Directions: Return all lines below containing the word "name".

Information supplied:
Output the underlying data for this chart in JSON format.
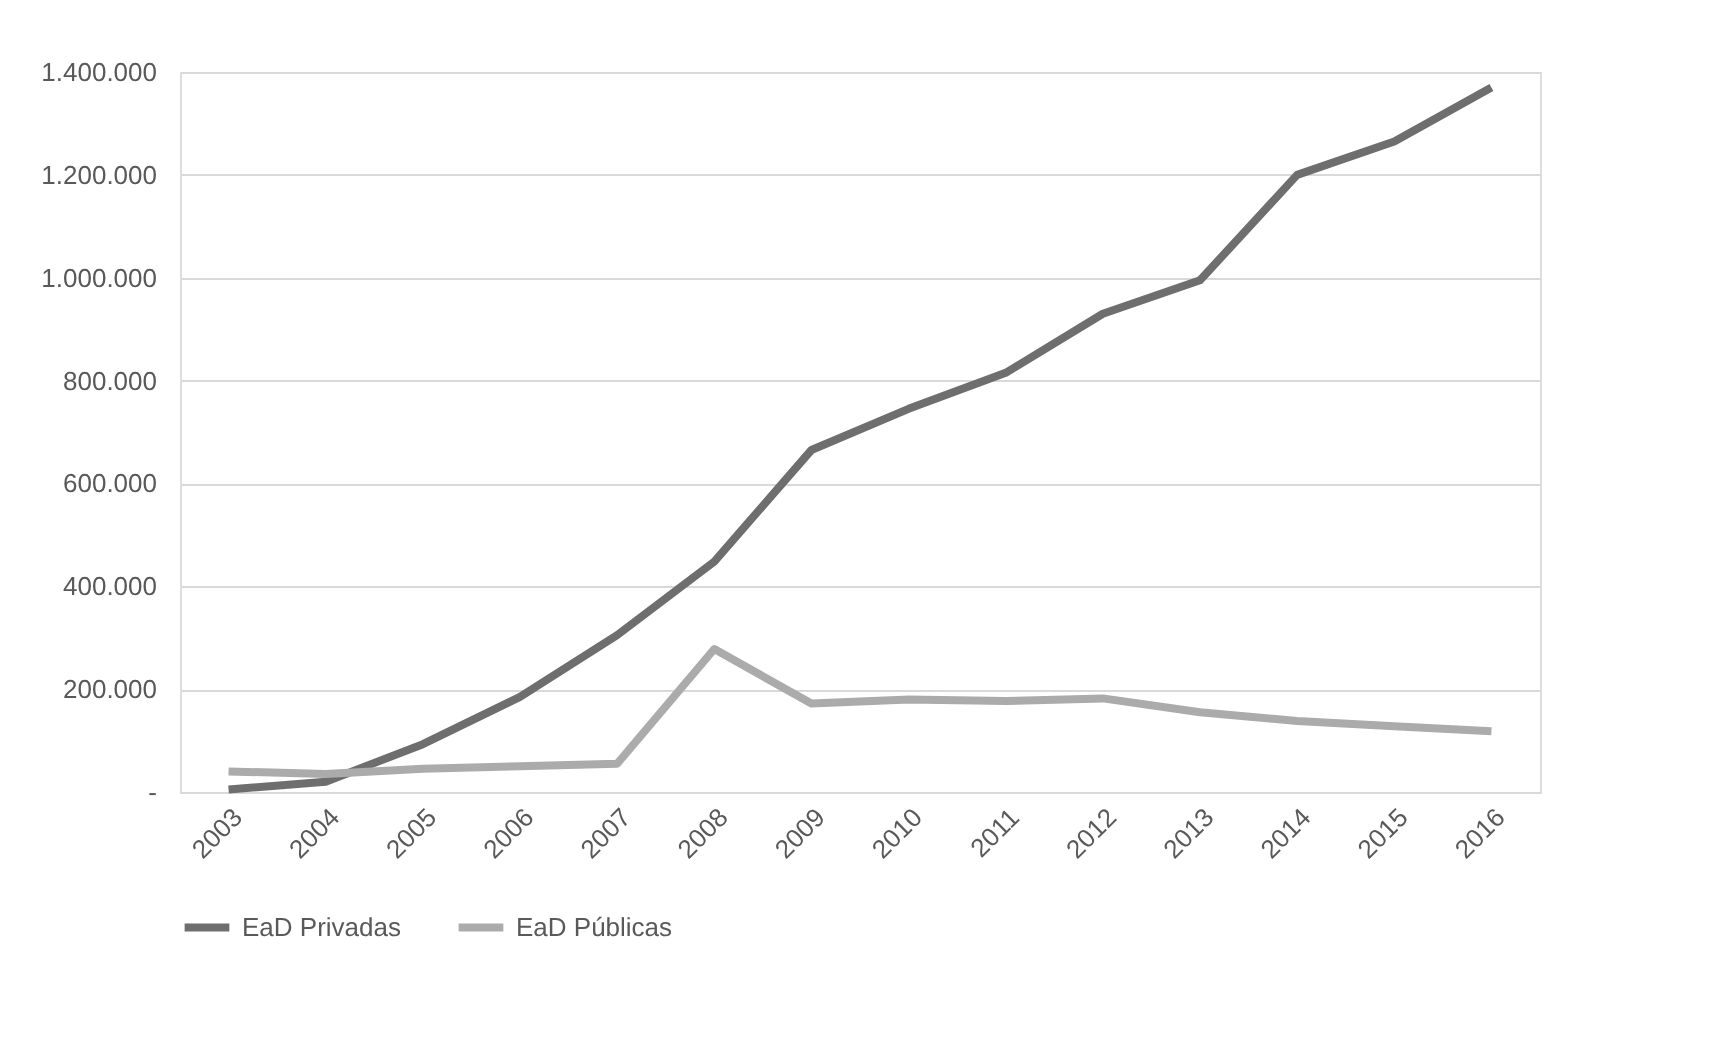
{
  "chart_data": {
    "type": "line",
    "categories": [
      "2003",
      "2004",
      "2005",
      "2006",
      "2007",
      "2008",
      "2009",
      "2010",
      "2011",
      "2012",
      "2013",
      "2014",
      "2015",
      "2016"
    ],
    "series": [
      {
        "name": "EaD Privadas",
        "color": "#6e6e6e",
        "values": [
          5000,
          20000,
          93000,
          185000,
          305000,
          448000,
          665000,
          745000,
          815000,
          930000,
          995000,
          1200000,
          1265000,
          1370000
        ]
      },
      {
        "name": "EaD Públicas",
        "color": "#ababab",
        "values": [
          40000,
          35000,
          45000,
          50000,
          55000,
          278000,
          172000,
          180000,
          177000,
          182000,
          155000,
          138000,
          128000,
          118000
        ]
      }
    ],
    "ylim": [
      0,
      1400000
    ],
    "yticks": [
      {
        "value": 0,
        "label": "-"
      },
      {
        "value": 200000,
        "label": "200.000"
      },
      {
        "value": 400000,
        "label": "400.000"
      },
      {
        "value": 600000,
        "label": "600.000"
      },
      {
        "value": 800000,
        "label": "800.000"
      },
      {
        "value": 1000000,
        "label": "1.000.000"
      },
      {
        "value": 1200000,
        "label": "1.200.000"
      },
      {
        "value": 1400000,
        "label": "1.400.000"
      }
    ],
    "grid": "y",
    "legend": "bottom",
    "marker": "none",
    "line_style": "solid"
  }
}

Exercise solution:
        "name": "EaD Privadas",
        "name": "EaD Públicas",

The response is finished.